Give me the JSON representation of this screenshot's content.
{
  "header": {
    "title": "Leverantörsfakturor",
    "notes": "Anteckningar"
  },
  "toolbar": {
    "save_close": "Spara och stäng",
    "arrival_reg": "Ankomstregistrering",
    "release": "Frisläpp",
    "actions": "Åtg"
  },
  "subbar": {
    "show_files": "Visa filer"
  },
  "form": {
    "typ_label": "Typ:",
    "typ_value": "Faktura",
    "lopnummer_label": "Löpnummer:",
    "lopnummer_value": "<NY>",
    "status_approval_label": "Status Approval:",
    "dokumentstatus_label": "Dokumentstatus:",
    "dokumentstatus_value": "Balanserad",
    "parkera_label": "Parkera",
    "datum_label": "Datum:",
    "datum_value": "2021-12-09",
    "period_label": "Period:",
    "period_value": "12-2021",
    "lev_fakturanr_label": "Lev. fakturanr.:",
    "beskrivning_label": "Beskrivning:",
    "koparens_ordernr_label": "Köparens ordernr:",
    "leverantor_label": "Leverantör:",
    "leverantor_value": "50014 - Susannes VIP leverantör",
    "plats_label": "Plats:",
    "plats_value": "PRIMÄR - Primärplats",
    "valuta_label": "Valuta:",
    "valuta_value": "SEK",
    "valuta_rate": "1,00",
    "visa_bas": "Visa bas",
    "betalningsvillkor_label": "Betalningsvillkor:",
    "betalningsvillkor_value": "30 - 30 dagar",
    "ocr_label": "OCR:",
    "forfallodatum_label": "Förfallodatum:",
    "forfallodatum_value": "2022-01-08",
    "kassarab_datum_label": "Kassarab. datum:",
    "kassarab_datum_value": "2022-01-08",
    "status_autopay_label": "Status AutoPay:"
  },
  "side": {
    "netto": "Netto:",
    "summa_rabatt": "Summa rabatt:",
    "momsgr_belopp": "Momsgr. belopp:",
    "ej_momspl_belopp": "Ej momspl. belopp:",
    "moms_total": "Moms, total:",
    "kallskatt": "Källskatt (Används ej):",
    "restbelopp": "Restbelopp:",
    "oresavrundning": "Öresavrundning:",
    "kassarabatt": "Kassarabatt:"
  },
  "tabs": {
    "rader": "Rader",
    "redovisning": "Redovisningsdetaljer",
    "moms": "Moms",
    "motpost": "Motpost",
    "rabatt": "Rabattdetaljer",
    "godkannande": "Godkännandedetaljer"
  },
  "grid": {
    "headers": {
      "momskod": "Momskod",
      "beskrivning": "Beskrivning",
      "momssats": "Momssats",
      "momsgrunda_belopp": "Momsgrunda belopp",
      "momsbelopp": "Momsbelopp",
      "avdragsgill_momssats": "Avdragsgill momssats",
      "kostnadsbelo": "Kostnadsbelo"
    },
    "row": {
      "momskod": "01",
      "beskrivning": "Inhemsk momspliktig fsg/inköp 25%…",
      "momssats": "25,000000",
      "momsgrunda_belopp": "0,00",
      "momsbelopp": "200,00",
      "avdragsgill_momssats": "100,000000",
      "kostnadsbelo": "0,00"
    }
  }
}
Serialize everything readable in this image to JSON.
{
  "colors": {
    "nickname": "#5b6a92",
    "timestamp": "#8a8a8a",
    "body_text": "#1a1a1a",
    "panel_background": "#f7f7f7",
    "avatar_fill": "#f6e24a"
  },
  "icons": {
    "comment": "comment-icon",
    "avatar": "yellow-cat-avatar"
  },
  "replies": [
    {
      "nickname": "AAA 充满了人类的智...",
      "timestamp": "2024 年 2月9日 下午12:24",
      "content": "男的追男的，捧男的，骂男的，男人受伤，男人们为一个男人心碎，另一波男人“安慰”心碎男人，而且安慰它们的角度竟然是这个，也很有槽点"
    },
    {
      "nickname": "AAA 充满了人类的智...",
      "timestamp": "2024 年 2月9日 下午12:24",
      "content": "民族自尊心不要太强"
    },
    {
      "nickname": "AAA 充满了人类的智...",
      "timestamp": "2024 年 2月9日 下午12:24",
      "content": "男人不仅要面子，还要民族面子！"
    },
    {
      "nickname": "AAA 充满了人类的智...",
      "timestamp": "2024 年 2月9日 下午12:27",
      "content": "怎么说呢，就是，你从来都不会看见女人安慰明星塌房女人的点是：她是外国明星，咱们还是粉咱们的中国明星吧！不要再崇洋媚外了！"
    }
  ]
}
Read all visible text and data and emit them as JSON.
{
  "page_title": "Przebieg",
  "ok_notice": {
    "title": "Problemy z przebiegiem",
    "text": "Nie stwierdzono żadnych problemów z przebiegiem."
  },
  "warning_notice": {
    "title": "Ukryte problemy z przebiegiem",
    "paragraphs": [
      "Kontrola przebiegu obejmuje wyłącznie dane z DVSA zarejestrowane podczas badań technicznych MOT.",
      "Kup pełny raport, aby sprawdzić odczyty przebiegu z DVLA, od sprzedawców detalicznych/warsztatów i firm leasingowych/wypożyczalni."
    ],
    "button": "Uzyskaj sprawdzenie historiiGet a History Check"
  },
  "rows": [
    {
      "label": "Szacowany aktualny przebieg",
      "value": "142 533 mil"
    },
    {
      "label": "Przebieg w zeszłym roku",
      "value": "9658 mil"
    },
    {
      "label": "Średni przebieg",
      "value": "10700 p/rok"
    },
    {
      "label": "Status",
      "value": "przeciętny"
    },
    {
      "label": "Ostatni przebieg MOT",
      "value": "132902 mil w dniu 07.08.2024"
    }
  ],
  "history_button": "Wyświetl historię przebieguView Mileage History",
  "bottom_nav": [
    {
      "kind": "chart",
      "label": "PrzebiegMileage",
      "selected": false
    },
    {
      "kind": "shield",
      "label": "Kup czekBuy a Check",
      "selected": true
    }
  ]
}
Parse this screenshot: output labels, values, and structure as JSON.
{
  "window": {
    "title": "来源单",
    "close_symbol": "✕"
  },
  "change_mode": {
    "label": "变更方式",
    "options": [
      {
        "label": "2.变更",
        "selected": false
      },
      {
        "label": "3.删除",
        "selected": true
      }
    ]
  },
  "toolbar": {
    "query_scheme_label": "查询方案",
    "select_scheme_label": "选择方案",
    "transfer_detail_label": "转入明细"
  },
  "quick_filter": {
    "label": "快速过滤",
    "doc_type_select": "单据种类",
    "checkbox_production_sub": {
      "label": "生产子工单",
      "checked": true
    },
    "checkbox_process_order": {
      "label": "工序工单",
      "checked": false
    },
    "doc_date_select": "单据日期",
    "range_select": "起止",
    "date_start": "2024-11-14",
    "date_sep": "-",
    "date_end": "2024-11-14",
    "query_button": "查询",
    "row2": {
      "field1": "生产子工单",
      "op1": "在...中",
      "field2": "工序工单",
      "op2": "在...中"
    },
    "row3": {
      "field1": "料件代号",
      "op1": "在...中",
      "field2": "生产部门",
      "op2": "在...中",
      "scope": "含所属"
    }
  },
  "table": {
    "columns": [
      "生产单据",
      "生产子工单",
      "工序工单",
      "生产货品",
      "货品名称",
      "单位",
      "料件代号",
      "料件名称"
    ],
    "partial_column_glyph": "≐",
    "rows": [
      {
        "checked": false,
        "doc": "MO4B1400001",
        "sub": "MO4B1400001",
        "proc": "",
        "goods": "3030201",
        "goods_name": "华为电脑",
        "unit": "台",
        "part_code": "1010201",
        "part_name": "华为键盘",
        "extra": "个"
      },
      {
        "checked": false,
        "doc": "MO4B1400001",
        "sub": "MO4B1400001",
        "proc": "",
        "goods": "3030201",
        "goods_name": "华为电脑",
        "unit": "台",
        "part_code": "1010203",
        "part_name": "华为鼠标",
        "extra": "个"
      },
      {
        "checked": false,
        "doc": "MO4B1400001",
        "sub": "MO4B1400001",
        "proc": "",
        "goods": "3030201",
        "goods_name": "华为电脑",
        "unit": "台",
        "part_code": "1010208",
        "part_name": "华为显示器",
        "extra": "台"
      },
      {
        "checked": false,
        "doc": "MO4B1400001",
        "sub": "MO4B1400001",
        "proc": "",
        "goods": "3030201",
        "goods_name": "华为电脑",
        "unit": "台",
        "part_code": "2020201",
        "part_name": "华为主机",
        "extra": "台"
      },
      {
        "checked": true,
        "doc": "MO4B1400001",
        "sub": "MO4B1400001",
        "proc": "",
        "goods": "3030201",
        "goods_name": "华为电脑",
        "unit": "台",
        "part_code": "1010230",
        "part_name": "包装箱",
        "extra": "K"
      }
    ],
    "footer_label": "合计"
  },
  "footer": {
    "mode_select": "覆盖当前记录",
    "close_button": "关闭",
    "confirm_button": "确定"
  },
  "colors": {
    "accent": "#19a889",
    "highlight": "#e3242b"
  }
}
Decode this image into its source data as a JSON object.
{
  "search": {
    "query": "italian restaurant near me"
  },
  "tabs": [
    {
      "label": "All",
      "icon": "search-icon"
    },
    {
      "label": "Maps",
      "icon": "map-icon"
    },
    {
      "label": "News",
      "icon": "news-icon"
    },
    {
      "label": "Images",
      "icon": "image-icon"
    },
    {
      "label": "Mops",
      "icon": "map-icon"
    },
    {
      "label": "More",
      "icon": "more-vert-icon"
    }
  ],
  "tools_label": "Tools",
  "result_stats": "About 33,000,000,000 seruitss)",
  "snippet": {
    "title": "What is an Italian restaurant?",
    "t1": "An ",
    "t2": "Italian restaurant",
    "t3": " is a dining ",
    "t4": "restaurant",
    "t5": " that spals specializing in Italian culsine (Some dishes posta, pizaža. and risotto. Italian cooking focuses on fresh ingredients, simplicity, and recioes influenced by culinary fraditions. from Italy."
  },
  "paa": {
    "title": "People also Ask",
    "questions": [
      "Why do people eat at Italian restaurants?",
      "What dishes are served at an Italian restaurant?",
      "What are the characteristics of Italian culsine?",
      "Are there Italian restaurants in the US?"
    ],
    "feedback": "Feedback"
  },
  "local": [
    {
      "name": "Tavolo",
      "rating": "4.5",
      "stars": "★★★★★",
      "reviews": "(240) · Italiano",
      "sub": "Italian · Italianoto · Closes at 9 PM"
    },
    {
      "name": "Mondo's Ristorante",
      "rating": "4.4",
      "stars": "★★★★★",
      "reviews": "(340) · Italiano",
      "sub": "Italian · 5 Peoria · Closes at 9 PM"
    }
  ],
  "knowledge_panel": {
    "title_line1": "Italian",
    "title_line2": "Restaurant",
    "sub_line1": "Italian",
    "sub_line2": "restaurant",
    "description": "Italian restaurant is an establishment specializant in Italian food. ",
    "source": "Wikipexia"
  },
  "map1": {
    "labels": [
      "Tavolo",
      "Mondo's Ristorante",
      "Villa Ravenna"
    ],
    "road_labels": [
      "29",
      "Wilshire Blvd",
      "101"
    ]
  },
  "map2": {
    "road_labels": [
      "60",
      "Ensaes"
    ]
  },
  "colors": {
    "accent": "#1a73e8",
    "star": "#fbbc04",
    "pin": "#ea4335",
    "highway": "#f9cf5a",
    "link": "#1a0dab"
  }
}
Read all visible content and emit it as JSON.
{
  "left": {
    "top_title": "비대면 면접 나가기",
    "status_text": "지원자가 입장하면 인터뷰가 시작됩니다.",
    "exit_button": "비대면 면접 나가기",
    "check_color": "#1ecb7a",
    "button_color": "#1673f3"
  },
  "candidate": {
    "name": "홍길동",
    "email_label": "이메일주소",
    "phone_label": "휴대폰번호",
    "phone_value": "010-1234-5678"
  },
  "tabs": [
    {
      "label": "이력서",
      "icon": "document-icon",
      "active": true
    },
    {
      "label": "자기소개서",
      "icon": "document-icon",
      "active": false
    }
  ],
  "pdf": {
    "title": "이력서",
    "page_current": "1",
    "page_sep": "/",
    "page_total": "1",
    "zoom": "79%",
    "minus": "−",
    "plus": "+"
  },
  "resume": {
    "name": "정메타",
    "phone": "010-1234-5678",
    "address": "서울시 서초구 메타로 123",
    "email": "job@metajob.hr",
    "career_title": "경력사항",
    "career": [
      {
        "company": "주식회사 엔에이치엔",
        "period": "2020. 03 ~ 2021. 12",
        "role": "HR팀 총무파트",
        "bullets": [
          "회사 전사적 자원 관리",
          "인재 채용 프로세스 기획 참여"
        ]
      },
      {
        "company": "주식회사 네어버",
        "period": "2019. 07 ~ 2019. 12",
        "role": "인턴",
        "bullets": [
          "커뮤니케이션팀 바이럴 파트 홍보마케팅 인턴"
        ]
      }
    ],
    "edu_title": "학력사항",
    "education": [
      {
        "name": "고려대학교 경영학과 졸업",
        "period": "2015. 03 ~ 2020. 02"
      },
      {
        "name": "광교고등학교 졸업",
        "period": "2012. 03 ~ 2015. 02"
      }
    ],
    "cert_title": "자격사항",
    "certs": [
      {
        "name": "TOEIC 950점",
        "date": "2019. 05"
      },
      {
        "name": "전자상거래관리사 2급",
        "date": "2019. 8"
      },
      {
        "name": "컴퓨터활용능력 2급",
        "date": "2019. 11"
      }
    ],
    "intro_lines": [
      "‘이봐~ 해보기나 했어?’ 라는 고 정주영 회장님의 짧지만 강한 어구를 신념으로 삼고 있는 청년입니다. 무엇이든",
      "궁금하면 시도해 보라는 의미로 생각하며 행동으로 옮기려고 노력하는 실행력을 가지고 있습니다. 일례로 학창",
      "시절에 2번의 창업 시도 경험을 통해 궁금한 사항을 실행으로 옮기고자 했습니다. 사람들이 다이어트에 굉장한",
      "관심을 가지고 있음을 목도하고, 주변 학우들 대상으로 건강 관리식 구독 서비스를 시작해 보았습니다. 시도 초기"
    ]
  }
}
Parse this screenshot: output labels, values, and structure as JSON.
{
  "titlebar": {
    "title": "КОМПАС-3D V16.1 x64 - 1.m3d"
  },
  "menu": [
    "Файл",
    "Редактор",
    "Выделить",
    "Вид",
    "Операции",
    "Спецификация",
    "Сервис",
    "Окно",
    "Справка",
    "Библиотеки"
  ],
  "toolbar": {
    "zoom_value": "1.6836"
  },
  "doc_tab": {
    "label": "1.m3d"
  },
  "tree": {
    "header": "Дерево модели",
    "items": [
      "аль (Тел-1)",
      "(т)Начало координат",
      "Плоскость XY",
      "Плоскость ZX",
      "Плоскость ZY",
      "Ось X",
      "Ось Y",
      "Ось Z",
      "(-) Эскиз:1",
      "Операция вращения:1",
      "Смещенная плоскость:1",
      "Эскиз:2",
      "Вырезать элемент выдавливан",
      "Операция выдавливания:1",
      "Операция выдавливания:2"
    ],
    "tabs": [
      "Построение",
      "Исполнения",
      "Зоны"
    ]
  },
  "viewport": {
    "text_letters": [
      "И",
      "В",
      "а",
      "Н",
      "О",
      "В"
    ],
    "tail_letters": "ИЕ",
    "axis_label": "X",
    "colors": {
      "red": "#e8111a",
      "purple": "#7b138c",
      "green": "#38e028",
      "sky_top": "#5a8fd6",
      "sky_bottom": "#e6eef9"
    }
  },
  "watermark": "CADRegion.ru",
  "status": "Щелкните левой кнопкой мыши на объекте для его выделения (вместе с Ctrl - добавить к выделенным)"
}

● ● ● ● ● ● ●

• WORK TO COMPLETE: Say how many lines of the data include the word "company". Respond with the number alone.

• THE ANSWER: 2